▸ Work to do: Print the lines of the listing below again without any changes, starting at the line that contains "close-icon[interactable] (1554, 0, 1600, 34)" and ending at the line that contains "design-idea-1[interactable]: Photo Album".

Labeled region entries:
--- Begin ---

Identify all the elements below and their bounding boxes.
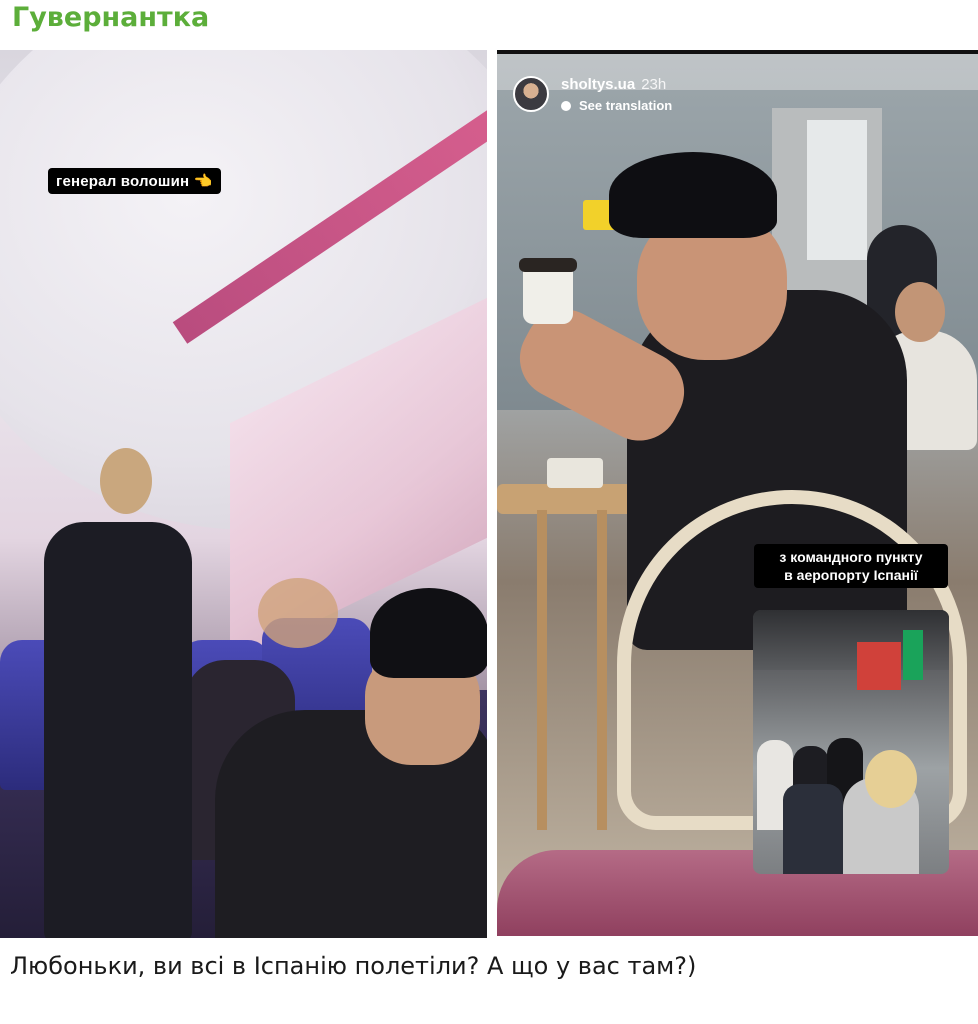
passenger-figure <box>258 578 338 648</box>
post-caption: Любоньки, ви всі в Іспанію полетіли? А щ… <box>10 952 697 980</box>
telegram-post: Гувернантка генерал волошин 👈 sholtys.ua… <box>0 0 978 1024</box>
general-sticker: генерал волошин 👈 <box>48 168 221 194</box>
table-leg <box>597 510 607 830</box>
translate-icon <box>561 100 571 111</box>
inset-blond-hair <box>865 750 917 808</box>
see-translation-link[interactable]: See translation <box>561 98 672 113</box>
cafe-table <box>497 484 637 514</box>
story-username[interactable]: sholtys.ua <box>561 76 635 93</box>
inset-person-backpack <box>783 784 843 874</box>
photo-collage[interactable]: генерал волошин 👈 9 <box>0 46 978 940</box>
cabin-photo[interactable]: генерал волошин 👈 <box>0 50 487 938</box>
pointing-hand-icon: 👈 <box>193 173 213 190</box>
command-post-sticker: з командного пункту в аеропорту Іспанії <box>754 544 948 588</box>
story-header: sholtys.ua 23h See translation <box>513 76 672 113</box>
coffee-cup <box>523 264 573 324</box>
coffee-lid <box>519 258 577 272</box>
coffee-cup <box>547 458 603 488</box>
command-sticker-line1: з командного пункту <box>779 549 923 565</box>
inset-photo <box>753 610 949 874</box>
background-man-face <box>895 282 945 342</box>
story-time: 23h <box>641 76 667 93</box>
general-sticker-text: генерал волошин <box>56 173 190 190</box>
table-leg <box>537 510 547 830</box>
black-cap <box>370 588 487 678</box>
airport-photo[interactable]: 9 sholtys.ua23h <box>497 50 978 936</box>
see-translation-label: See translation <box>579 98 673 113</box>
flight-attendant-head <box>100 448 152 514</box>
black-cap <box>609 152 777 238</box>
story-avatar[interactable] <box>513 76 549 112</box>
flight-attendant-figure <box>44 522 192 938</box>
channel-name[interactable]: Гувернантка <box>12 2 209 33</box>
story-progress-bar <box>497 50 978 54</box>
inset-green-sign <box>903 630 923 680</box>
airport-window <box>807 120 867 260</box>
inset-red-sign <box>857 642 901 690</box>
command-sticker-line2: в аеропорту Іспанії <box>784 567 918 583</box>
story-meta: sholtys.ua 23h See translation <box>561 76 672 113</box>
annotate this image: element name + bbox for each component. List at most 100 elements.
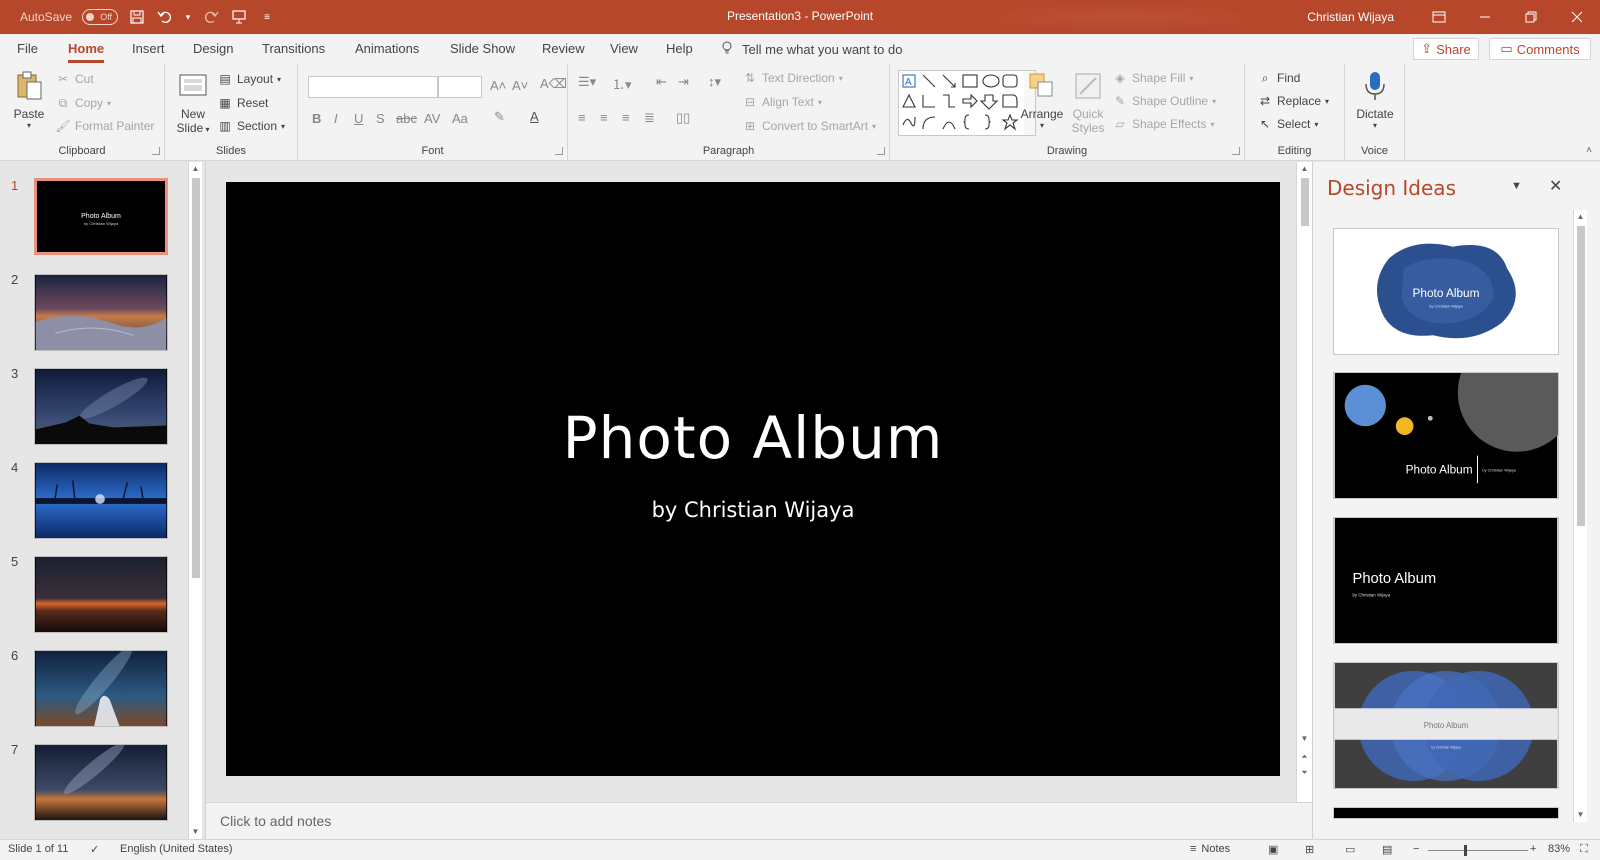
close-icon[interactable] (1554, 0, 1600, 34)
slide-title[interactable]: Photo Album (226, 404, 1280, 472)
slide-thumbnail-1[interactable]: Photo Album by Christian Wijaya (34, 178, 168, 255)
increase-indent-icon[interactable]: ⇥ (678, 74, 689, 90)
shadow-icon[interactable]: S (376, 111, 385, 126)
tab-design[interactable]: Design (193, 34, 233, 64)
align-text-button[interactable]: ⊟ Align Text ▾ (742, 94, 822, 110)
design-idea-1[interactable]: Photo Album by Christian Wijaya (1333, 228, 1559, 355)
slide-thumbnail-3[interactable] (34, 368, 168, 445)
dictate-button[interactable]: Dictate ▾ (1351, 70, 1399, 130)
shape-fill-button[interactable]: ◈ Shape Fill ▾ (1112, 70, 1193, 86)
customize-toolbar-icon[interactable]: ≡ (258, 8, 276, 26)
zoom-in-icon[interactable]: + (1530, 843, 1536, 855)
design-idea-3[interactable]: Photo Album by Christian Wijaya (1333, 517, 1559, 644)
current-slide[interactable]: Photo Album by Christian Wijaya (226, 182, 1280, 776)
slide-subtitle[interactable]: by Christian Wijaya (226, 498, 1280, 522)
italic-icon[interactable]: I (334, 111, 338, 126)
slide-thumbnail-4[interactable] (34, 462, 168, 539)
tab-slide-show[interactable]: Slide Show (450, 34, 515, 64)
scroll-up-icon[interactable]: ▲ (1297, 162, 1312, 176)
tab-view[interactable]: View (610, 34, 638, 64)
ribbon-display-options-icon[interactable] (1416, 0, 1462, 34)
slideshow-view-icon[interactable]: ▤ (1382, 843, 1392, 856)
paste-button[interactable]: Paste ▾ (8, 70, 50, 130)
decrease-font-icon[interactable]: A˅ (512, 78, 528, 93)
new-slide-button[interactable]: New Slide ▾ (173, 70, 213, 135)
scroll-down-icon[interactable]: ▼ (1574, 808, 1587, 822)
font-family-combo[interactable] (308, 76, 438, 98)
reading-view-icon[interactable]: ▭ (1345, 843, 1355, 856)
language-indicator[interactable]: English (United States) (120, 843, 233, 855)
clipboard-launcher-icon[interactable] (152, 147, 160, 155)
save-icon[interactable] (128, 8, 146, 26)
arrange-button[interactable]: Arrange ▾ (1018, 70, 1066, 130)
design-idea-2[interactable]: Photo Album by Christian Wijaya (1333, 372, 1559, 499)
decrease-indent-icon[interactable]: ⇤ (656, 74, 667, 90)
zoom-level[interactable]: 83% (1548, 843, 1570, 855)
minimize-icon[interactable] (1462, 0, 1508, 34)
undo-dropdown-icon[interactable]: ▾ (184, 8, 192, 26)
slide-thumbnail-6[interactable] (34, 650, 168, 727)
tab-help[interactable]: Help (666, 34, 693, 64)
design-idea-4[interactable]: Photo Album by Christian Wijaya (1333, 662, 1559, 789)
drawing-launcher-icon[interactable] (1232, 147, 1240, 155)
notes-pane[interactable]: Click to add notes (206, 802, 1312, 839)
zoom-slider-thumb[interactable] (1464, 845, 1467, 856)
slide-thumbnail-2[interactable] (34, 274, 168, 351)
highlight-icon[interactable]: ✎ (494, 109, 505, 125)
tab-insert[interactable]: Insert (132, 34, 165, 64)
text-direction-button[interactable]: ⇅ Text Direction ▾ (742, 70, 843, 86)
scroll-down-icon[interactable]: ▼ (189, 825, 202, 839)
justify-icon[interactable]: ≣ (644, 110, 655, 126)
tab-review[interactable]: Review (542, 34, 585, 64)
layout-button[interactable]: ▤ Layout ▾ (217, 71, 281, 87)
slide-thumbnail-5[interactable] (34, 556, 168, 633)
paragraph-launcher-icon[interactable] (877, 147, 885, 155)
format-painter-button[interactable]: 🖌 Format Painter (55, 118, 154, 134)
pane-close-icon[interactable]: ✕ (1549, 176, 1562, 196)
design-ideas-scroll-thumb[interactable] (1577, 226, 1585, 526)
start-slideshow-icon[interactable] (230, 8, 248, 26)
find-button[interactable]: ⌕ Find (1257, 70, 1301, 86)
next-slide-icon[interactable]: ⏷ (1297, 766, 1312, 780)
select-button[interactable]: ↖ Select ▾ (1257, 116, 1318, 132)
undo-icon[interactable] (156, 8, 174, 26)
slide-scroll-thumb[interactable] (1301, 178, 1309, 226)
clear-formatting-icon[interactable]: A⌫ (540, 76, 567, 92)
convert-smartart-button[interactable]: ⊞ Convert to SmartArt ▾ (742, 118, 876, 134)
collapse-ribbon-icon[interactable]: ˄ (1586, 145, 1592, 156)
restore-icon[interactable] (1508, 0, 1554, 34)
user-name[interactable]: Christian Wijaya (1307, 10, 1394, 24)
align-right-icon[interactable]: ≡ (622, 110, 630, 125)
design-ideas-scrollbar[interactable]: ▲ ▼ (1573, 210, 1587, 822)
slide-scrollbar[interactable]: ▲ ▼ ⏶ ⏷ (1296, 162, 1312, 802)
pane-options-icon[interactable]: ▼ (1511, 180, 1522, 192)
align-center-icon[interactable]: ≡ (600, 110, 608, 125)
tab-home[interactable]: Home (68, 34, 105, 64)
autosave-toggle[interactable]: Off (82, 9, 119, 25)
strikethrough-icon[interactable]: abc (396, 111, 417, 126)
section-button[interactable]: ▥ Section ▾ (217, 118, 285, 134)
previous-slide-icon[interactable]: ⏶ (1297, 750, 1312, 764)
font-size-combo[interactable] (438, 76, 482, 98)
normal-view-icon[interactable]: ▣ (1268, 843, 1278, 856)
character-spacing-icon[interactable]: AV (424, 111, 440, 126)
change-case-icon[interactable]: Aa (452, 111, 468, 126)
thumbnail-scroll-thumb[interactable] (192, 178, 200, 578)
reset-button[interactable]: ▦ Reset (217, 95, 268, 111)
numbering-icon[interactable]: ⒈▾ (612, 74, 632, 93)
quick-styles-button[interactable]: Quick Styles (1066, 70, 1110, 135)
shape-effects-button[interactable]: ▱ Shape Effects ▾ (1112, 116, 1214, 132)
thumbnail-scrollbar[interactable]: ▲ ▼ (188, 162, 202, 839)
notes-placeholder[interactable]: Click to add notes (220, 813, 331, 829)
slide-sorter-icon[interactable]: ⊞ (1305, 843, 1314, 856)
share-button[interactable]: ⇪ Share (1413, 38, 1479, 60)
font-color-icon[interactable]: A (530, 109, 539, 124)
zoom-out-icon[interactable]: − (1413, 843, 1419, 855)
underline-icon[interactable]: U (354, 111, 363, 126)
notes-toggle[interactable]: ≡ Notes (1190, 843, 1230, 855)
cut-button[interactable]: ✂ Cut (55, 71, 94, 87)
scroll-up-icon[interactable]: ▲ (189, 162, 202, 176)
columns-icon[interactable]: ▯▯ (676, 110, 690, 126)
zoom-slider-track[interactable] (1428, 850, 1528, 851)
design-idea-5[interactable] (1333, 807, 1559, 819)
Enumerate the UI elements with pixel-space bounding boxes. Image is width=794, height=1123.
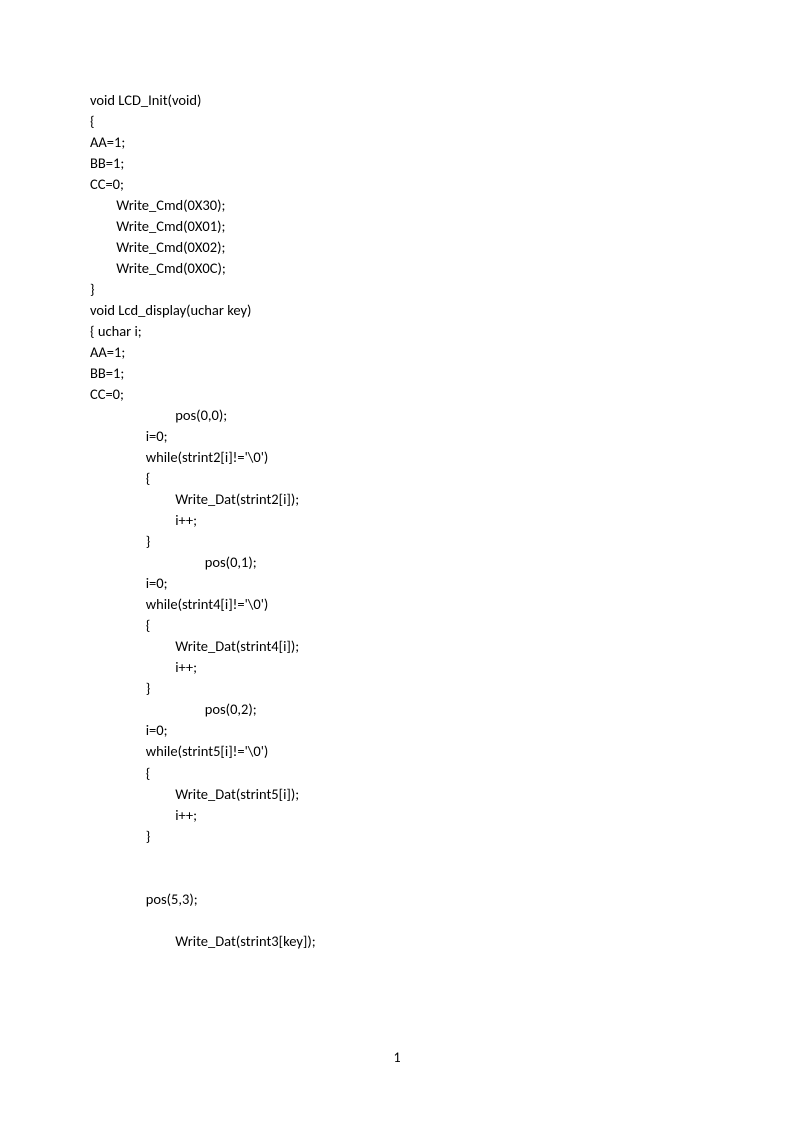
code-line: AA=1; [90, 342, 704, 363]
code-line: Write_Dat(strint5[i]); [90, 784, 704, 805]
code-line: while(strint5[i]!='\0') [90, 741, 704, 762]
code-line: { [90, 763, 704, 784]
code-line: BB=1; [90, 363, 704, 384]
code-line: } [90, 279, 704, 300]
code-line: } [90, 826, 704, 847]
code-line: } [90, 678, 704, 699]
code-line: Write_Dat(strint2[i]); [90, 489, 704, 510]
code-line: i++; [90, 510, 704, 531]
code-line: pos(5,3); [90, 889, 704, 910]
code-line: CC=0; [90, 174, 704, 195]
code-line: i++; [90, 805, 704, 826]
code-line: Write_Cmd(0X02); [90, 237, 704, 258]
code-line: Write_Cmd(0X30); [90, 195, 704, 216]
code-line: { uchar i; [90, 321, 704, 342]
code-line: while(strint2[i]!='\0') [90, 447, 704, 468]
code-line: pos(0,1); [90, 552, 704, 573]
code-line: pos(0,0); [90, 405, 704, 426]
code-line [90, 910, 704, 931]
code-line: i++; [90, 657, 704, 678]
page-number: 1 [0, 1048, 794, 1068]
code-line: AA=1; [90, 132, 704, 153]
code-line: Write_Dat(strint4[i]); [90, 636, 704, 657]
code-line: } [90, 531, 704, 552]
code-line: i=0; [90, 573, 704, 594]
code-line: CC=0; [90, 384, 704, 405]
code-line: i=0; [90, 426, 704, 447]
code-line: i=0; [90, 720, 704, 741]
code-line: pos(0,2); [90, 699, 704, 720]
code-line: Write_Cmd(0X0C); [90, 258, 704, 279]
code-line [90, 868, 704, 889]
code-line: { [90, 468, 704, 489]
code-line: { [90, 111, 704, 132]
code-line: { [90, 615, 704, 636]
code-line: void Lcd_display(uchar key) [90, 300, 704, 321]
code-line: while(strint4[i]!='\0') [90, 594, 704, 615]
code-line [90, 847, 704, 868]
code-line: BB=1; [90, 153, 704, 174]
code-line: Write_Dat(strint3[key]); [90, 931, 704, 952]
document-page: void LCD_Init(void){AA=1;BB=1;CC=0; Writ… [0, 0, 794, 952]
code-block: void LCD_Init(void){AA=1;BB=1;CC=0; Writ… [90, 90, 704, 952]
code-line: Write_Cmd(0X01); [90, 216, 704, 237]
code-line: void LCD_Init(void) [90, 90, 704, 111]
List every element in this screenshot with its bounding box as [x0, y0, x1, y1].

--- End ---

▸ Written answer:
close-icon[interactable] (1554, 0, 1600, 34)
slide-title[interactable]: Photo Album (226, 404, 1280, 472)
slide-thumbnail-1[interactable]: Photo Album by Christian Wijaya (34, 178, 168, 255)
increase-indent-icon[interactable]: ⇥ (678, 74, 689, 90)
shadow-icon[interactable]: S (376, 111, 385, 126)
tab-design[interactable]: Design (193, 34, 233, 64)
align-text-button[interactable]: ⊟ Align Text ▾ (742, 94, 822, 110)
design-idea-1[interactable]: Photo Album by Christian Wijaya (1333, 228, 1559, 355)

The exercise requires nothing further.